_Aim_:
Collect every line of the records below that contains the word "skaits".

--- Begin The input ---

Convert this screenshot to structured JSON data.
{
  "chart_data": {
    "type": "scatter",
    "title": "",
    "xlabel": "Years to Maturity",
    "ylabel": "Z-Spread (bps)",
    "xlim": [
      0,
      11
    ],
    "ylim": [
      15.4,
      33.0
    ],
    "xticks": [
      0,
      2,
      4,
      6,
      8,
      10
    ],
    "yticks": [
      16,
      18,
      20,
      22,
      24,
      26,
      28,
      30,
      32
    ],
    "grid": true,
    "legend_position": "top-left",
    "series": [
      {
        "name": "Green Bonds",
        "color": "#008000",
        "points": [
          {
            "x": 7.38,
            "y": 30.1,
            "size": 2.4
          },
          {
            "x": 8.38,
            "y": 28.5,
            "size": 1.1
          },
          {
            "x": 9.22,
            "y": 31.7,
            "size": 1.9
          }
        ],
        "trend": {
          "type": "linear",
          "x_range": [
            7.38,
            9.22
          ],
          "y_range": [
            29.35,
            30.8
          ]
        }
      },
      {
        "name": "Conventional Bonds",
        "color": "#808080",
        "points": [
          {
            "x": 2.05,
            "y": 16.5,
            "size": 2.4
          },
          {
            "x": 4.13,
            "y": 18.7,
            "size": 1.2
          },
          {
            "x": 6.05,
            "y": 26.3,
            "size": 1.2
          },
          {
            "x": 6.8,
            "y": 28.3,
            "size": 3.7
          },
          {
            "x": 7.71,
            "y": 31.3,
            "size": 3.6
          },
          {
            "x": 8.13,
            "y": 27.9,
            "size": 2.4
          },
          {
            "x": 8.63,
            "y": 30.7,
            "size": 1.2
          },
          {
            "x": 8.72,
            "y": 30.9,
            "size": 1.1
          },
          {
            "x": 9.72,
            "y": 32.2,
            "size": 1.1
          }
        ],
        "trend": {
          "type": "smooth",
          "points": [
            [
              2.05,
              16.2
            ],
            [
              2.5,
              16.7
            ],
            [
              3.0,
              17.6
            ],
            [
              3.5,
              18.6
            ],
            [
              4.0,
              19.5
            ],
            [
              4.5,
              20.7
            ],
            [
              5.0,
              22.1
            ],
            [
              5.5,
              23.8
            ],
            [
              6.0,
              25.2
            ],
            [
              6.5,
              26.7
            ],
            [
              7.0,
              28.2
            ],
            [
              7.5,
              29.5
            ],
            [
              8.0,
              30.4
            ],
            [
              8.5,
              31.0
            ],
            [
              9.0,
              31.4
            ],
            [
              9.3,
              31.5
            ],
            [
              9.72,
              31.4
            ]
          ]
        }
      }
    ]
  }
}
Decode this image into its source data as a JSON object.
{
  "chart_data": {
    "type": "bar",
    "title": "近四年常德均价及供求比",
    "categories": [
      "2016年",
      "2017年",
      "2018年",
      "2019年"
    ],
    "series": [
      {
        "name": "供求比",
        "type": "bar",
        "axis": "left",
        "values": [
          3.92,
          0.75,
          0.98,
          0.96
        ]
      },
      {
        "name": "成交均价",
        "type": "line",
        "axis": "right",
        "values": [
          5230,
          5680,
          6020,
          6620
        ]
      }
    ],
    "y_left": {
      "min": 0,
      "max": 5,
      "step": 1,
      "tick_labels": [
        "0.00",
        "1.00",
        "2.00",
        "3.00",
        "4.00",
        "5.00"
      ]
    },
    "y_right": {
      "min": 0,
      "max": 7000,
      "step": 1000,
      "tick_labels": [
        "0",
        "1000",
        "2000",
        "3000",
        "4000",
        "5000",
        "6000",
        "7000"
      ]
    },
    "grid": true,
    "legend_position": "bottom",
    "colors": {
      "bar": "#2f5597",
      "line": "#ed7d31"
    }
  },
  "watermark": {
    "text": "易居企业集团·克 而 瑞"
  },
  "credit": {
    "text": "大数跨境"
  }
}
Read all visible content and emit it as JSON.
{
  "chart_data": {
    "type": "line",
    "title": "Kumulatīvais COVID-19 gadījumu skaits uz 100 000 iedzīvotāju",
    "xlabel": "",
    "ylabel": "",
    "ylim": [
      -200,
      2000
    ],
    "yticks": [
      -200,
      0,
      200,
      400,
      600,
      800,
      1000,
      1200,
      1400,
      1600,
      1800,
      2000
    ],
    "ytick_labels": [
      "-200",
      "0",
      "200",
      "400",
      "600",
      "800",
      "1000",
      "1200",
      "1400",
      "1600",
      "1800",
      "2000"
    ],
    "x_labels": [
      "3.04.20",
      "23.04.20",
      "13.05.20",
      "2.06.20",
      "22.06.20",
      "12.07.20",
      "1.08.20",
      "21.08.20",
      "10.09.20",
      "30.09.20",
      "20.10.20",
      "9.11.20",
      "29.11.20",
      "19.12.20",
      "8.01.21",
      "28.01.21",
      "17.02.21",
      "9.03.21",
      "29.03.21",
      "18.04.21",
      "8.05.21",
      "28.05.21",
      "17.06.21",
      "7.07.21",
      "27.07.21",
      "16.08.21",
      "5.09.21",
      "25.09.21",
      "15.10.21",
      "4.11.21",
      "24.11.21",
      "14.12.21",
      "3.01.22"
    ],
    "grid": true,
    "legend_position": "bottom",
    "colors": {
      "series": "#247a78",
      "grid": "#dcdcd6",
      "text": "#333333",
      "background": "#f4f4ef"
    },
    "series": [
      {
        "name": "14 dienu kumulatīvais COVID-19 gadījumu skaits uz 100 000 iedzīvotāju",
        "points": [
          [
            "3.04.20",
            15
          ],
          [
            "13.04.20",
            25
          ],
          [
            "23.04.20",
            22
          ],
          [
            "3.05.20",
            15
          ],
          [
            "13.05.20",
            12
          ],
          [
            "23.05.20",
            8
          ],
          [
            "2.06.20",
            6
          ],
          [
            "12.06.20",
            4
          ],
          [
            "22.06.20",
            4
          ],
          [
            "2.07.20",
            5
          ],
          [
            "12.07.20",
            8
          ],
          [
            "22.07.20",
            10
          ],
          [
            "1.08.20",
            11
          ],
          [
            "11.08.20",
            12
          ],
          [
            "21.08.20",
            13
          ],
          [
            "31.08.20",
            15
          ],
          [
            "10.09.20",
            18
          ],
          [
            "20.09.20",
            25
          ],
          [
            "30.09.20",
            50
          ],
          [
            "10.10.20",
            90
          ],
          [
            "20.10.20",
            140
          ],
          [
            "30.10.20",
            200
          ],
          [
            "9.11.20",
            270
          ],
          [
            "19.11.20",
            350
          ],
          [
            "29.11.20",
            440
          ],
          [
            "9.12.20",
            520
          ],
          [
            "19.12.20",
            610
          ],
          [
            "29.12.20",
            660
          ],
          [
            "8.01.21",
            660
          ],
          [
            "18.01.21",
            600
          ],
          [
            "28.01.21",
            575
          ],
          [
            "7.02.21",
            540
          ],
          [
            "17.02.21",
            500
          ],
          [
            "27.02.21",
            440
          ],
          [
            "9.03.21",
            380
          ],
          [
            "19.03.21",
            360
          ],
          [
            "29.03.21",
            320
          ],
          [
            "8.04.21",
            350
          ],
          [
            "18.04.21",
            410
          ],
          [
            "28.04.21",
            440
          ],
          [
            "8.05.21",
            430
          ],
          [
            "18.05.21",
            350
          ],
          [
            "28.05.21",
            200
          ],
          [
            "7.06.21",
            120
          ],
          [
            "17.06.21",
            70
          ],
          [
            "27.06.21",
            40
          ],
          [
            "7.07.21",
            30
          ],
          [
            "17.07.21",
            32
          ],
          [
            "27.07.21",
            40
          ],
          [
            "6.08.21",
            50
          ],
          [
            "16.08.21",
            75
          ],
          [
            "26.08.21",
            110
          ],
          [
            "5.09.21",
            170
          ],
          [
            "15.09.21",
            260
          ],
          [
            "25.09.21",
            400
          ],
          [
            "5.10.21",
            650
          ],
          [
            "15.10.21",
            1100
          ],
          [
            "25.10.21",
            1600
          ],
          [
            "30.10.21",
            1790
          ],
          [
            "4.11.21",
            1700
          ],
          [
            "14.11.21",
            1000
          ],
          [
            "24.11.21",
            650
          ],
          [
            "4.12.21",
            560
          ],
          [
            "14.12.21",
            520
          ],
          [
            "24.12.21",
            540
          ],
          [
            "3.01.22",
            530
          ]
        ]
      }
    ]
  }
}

--- End The input ---

_The output_:
    "title": "Kumulatīvais COVID-19 gadījumu skaits uz 100 000 iedzīvotāju",
        "name": "14 dienu kumulatīvais COVID-19 gadījumu skaits uz 100 000 iedzīvotāju",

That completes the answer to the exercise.